▶ **What to work on**: The listing below should be copied in full, word for word.

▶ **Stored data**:
▼▼▼
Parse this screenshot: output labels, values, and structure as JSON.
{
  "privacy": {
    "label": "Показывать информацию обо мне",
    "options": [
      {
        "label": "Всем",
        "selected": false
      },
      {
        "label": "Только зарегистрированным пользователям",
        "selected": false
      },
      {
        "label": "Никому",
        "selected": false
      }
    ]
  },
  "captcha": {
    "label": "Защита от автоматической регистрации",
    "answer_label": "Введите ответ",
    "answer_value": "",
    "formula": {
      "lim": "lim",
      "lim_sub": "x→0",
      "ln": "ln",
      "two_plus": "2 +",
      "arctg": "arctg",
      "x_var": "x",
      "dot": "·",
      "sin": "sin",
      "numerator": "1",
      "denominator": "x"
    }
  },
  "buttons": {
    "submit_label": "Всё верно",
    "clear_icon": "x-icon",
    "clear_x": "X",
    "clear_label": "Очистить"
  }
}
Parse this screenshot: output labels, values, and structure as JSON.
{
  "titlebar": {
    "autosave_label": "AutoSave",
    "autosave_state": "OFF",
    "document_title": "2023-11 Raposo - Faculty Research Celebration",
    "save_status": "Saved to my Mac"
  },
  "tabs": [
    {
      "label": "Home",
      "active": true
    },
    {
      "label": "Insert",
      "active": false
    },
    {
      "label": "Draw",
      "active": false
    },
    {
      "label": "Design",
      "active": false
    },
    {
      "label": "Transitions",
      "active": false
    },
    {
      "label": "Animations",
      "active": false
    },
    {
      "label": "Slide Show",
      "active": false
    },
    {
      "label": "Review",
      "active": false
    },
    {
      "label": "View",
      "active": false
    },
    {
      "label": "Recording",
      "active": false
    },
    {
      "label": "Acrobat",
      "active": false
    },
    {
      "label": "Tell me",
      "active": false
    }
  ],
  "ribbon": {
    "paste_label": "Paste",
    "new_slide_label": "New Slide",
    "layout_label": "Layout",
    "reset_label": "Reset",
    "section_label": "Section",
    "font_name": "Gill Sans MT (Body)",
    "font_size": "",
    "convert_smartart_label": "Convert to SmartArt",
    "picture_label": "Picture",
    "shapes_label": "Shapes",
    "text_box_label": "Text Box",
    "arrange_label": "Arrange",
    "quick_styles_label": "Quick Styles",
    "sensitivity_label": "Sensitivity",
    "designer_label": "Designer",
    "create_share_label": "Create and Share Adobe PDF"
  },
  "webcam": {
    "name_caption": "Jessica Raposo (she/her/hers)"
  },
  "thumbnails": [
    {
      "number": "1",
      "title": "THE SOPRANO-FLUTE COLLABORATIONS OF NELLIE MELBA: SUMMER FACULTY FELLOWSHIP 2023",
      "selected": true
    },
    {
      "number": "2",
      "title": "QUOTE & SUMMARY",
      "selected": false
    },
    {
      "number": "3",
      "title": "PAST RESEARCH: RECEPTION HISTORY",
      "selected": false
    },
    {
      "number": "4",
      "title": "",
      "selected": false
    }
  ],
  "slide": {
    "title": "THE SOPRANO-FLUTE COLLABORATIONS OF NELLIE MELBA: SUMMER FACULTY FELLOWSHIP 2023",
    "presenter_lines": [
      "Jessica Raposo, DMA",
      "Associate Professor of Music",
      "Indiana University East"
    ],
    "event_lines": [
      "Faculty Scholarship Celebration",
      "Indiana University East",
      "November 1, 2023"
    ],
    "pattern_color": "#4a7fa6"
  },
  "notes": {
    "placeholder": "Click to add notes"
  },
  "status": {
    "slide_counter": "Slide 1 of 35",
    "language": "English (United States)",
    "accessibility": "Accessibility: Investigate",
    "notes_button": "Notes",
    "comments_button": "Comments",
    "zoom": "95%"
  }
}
▲▲▲
▶ **The answer**:
Parse this screenshot: output labels, values, and structure as JSON.
{
  "privacy": {
    "label": "Показывать информацию обо мне",
    "options": [
      {
        "label": "Всем",
        "selected": false
      },
      {
        "label": "Только зарегистрированным пользователям",
        "selected": false
      },
      {
        "label": "Никому",
        "selected": false
      }
    ]
  },
  "captcha": {
    "label": "Защита от автоматической регистрации",
    "answer_label": "Введите ответ",
    "answer_value": "",
    "formula": {
      "lim": "lim",
      "lim_sub": "x→0",
      "ln": "ln",
      "two_plus": "2 +",
      "arctg": "arctg",
      "x_var": "x",
      "dot": "·",
      "sin": "sin",
      "numerator": "1",
      "denominator": "x"
    }
  },
  "buttons": {
    "submit_label": "Всё верно",
    "clear_icon": "x-icon",
    "clear_x": "X",
    "clear_label": "Очистить"
  }
}
Parse this screenshot: output labels, values, and structure as JSON.
{
  "titlebar": {
    "autosave_label": "AutoSave",
    "autosave_state": "OFF",
    "document_title": "2023-11 Raposo - Faculty Research Celebration",
    "save_status": "Saved to my Mac"
  },
  "tabs": [
    {
      "label": "Home",
      "active": true
    },
    {
      "label": "Insert",
      "active": false
    },
    {
      "label": "Draw",
      "active": false
    },
    {
      "label": "Design",
      "active": false
    },
    {
      "label": "Transitions",
      "active": false
    },
    {
      "label": "Animations",
      "active": false
    },
    {
      "label": "Slide Show",
      "active": false
    },
    {
      "label": "Review",
      "active": false
    },
    {
      "label": "View",
      "active": false
    },
    {
      "label": "Recording",
      "active": false
    },
    {
      "label": "Acrobat",
      "active": false
    },
    {
      "label": "Tell me",
      "active": false
    }
  ],
  "ribbon": {
    "paste_label": "Paste",
    "new_slide_label": "New Slide",
    "layout_label": "Layout",
    "reset_label": "Reset",
    "section_label": "Section",
    "font_name": "Gill Sans MT (Body)",
    "font_size": "",
    "convert_smartart_label": "Convert to SmartArt",
    "picture_label": "Picture",
    "shapes_label": "Shapes",
    "text_box_label": "Text Box",
    "arrange_label": "Arrange",
    "quick_styles_label": "Quick Styles",
    "sensitivity_label": "Sensitivity",
    "designer_label": "Designer",
    "create_share_label": "Create and Share Adobe PDF"
  },
  "webcam": {
    "name_caption": "Jessica Raposo (she/her/hers)"
  },
  "thumbnails": [
    {
      "number": "1",
      "title": "THE SOPRANO-FLUTE COLLABORATIONS OF NELLIE MELBA: SUMMER FACULTY FELLOWSHIP 2023",
      "selected": true
    },
    {
      "number": "2",
      "title": "QUOTE & SUMMARY",
      "selected": false
    },
    {
      "number": "3",
      "title": "PAST RESEARCH: RECEPTION HISTORY",
      "selected": false
    },
    {
      "number": "4",
      "title": "",
      "selected": false
    }
  ],
  "slide": {
    "title": "THE SOPRANO-FLUTE COLLABORATIONS OF NELLIE MELBA: SUMMER FACULTY FELLOWSHIP 2023",
    "presenter_lines": [
      "Jessica Raposo, DMA",
      "Associate Professor of Music",
      "Indiana University East"
    ],
    "event_lines": [
      "Faculty Scholarship Celebration",
      "Indiana University East",
      "November 1, 2023"
    ],
    "pattern_color": "#4a7fa6"
  },
  "notes": {
    "placeholder": "Click to add notes"
  },
  "status": {
    "slide_counter": "Slide 1 of 35",
    "language": "English (United States)",
    "accessibility": "Accessibility: Investigate",
    "notes_button": "Notes",
    "comments_button": "Comments",
    "zoom": "95%"
  }
}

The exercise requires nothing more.